(Data items)

BEGIN

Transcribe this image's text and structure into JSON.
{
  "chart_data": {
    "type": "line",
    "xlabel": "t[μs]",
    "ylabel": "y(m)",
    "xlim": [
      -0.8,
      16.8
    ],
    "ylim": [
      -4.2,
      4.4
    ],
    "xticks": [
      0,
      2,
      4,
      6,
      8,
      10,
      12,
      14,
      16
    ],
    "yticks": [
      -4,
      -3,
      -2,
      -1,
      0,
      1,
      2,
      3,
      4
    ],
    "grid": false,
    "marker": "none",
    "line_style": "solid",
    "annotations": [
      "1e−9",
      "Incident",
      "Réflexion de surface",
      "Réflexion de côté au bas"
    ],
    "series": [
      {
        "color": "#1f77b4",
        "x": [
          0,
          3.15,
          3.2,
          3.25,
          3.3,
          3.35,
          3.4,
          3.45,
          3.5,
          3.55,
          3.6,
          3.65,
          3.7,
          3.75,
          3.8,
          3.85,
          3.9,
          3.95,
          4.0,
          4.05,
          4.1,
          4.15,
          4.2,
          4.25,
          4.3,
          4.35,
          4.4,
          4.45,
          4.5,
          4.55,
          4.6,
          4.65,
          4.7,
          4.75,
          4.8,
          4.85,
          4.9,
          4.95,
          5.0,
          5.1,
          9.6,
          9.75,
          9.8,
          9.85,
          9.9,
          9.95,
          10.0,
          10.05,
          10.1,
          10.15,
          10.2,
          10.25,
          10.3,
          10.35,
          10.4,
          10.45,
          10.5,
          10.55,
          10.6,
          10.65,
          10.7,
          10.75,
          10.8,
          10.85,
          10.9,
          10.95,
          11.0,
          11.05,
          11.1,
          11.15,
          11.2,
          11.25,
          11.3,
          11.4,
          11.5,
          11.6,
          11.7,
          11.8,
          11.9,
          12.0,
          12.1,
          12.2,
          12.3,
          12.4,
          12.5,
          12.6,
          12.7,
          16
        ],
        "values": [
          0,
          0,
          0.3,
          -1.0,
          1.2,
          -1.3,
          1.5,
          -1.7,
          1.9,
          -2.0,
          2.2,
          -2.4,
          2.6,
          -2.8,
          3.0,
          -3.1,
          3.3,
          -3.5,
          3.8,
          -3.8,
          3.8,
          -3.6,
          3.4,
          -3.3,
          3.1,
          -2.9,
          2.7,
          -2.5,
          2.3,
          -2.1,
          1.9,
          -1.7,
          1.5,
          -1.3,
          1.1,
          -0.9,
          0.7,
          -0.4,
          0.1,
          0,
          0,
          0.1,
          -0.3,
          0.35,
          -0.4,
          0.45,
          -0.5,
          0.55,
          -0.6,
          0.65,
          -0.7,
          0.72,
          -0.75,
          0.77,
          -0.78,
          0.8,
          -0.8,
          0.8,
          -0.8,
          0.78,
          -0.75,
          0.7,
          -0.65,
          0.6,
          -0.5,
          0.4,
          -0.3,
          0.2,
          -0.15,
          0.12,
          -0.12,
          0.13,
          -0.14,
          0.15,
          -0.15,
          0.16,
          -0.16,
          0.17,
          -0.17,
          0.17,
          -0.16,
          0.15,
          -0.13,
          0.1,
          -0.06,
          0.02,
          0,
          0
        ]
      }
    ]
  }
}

END

- _Work instructions_
Exact copies of all the records are required.

- _Answer for the task_
Transcribe this image's text and structure into JSON.
{
  "chart_data": {
    "type": "line",
    "xlabel": "t[μs]",
    "ylabel": "y(m)",
    "xlim": [
      -0.8,
      16.8
    ],
    "ylim": [
      -4.2,
      4.4
    ],
    "xticks": [
      0,
      2,
      4,
      6,
      8,
      10,
      12,
      14,
      16
    ],
    "yticks": [
      -4,
      -3,
      -2,
      -1,
      0,
      1,
      2,
      3,
      4
    ],
    "grid": false,
    "marker": "none",
    "line_style": "solid",
    "annotations": [
      "1e−9",
      "Incident",
      "Réflexion de surface",
      "Réflexion de côté au bas"
    ],
    "series": [
      {
        "color": "#1f77b4",
        "x": [
          0,
          3.15,
          3.2,
          3.25,
          3.3,
          3.35,
          3.4,
          3.45,
          3.5,
          3.55,
          3.6,
          3.65,
          3.7,
          3.75,
          3.8,
          3.85,
          3.9,
          3.95,
          4.0,
          4.05,
          4.1,
          4.15,
          4.2,
          4.25,
          4.3,
          4.35,
          4.4,
          4.45,
          4.5,
          4.55,
          4.6,
          4.65,
          4.7,
          4.75,
          4.8,
          4.85,
          4.9,
          4.95,
          5.0,
          5.1,
          9.6,
          9.75,
          9.8,
          9.85,
          9.9,
          9.95,
          10.0,
          10.05,
          10.1,
          10.15,
          10.2,
          10.25,
          10.3,
          10.35,
          10.4,
          10.45,
          10.5,
          10.55,
          10.6,
          10.65,
          10.7,
          10.75,
          10.8,
          10.85,
          10.9,
          10.95,
          11.0,
          11.05,
          11.1,
          11.15,
          11.2,
          11.25,
          11.3,
          11.4,
          11.5,
          11.6,
          11.7,
          11.8,
          11.9,
          12.0,
          12.1,
          12.2,
          12.3,
          12.4,
          12.5,
          12.6,
          12.7,
          16
        ],
        "values": [
          0,
          0,
          0.3,
          -1.0,
          1.2,
          -1.3,
          1.5,
          -1.7,
          1.9,
          -2.0,
          2.2,
          -2.4,
          2.6,
          -2.8,
          3.0,
          -3.1,
          3.3,
          -3.5,
          3.8,
          -3.8,
          3.8,
          -3.6,
          3.4,
          -3.3,
          3.1,
          -2.9,
          2.7,
          -2.5,
          2.3,
          -2.1,
          1.9,
          -1.7,
          1.5,
          -1.3,
          1.1,
          -0.9,
          0.7,
          -0.4,
          0.1,
          0,
          0,
          0.1,
          -0.3,
          0.35,
          -0.4,
          0.45,
          -0.5,
          0.55,
          -0.6,
          0.65,
          -0.7,
          0.72,
          -0.75,
          0.77,
          -0.78,
          0.8,
          -0.8,
          0.8,
          -0.8,
          0.78,
          -0.75,
          0.7,
          -0.65,
          0.6,
          -0.5,
          0.4,
          -0.3,
          0.2,
          -0.15,
          0.12,
          -0.12,
          0.13,
          -0.14,
          0.15,
          -0.15,
          0.16,
          -0.16,
          0.17,
          -0.17,
          0.17,
          -0.16,
          0.15,
          -0.13,
          0.1,
          -0.06,
          0.02,
          0,
          0
        ]
      }
    ]
  }
}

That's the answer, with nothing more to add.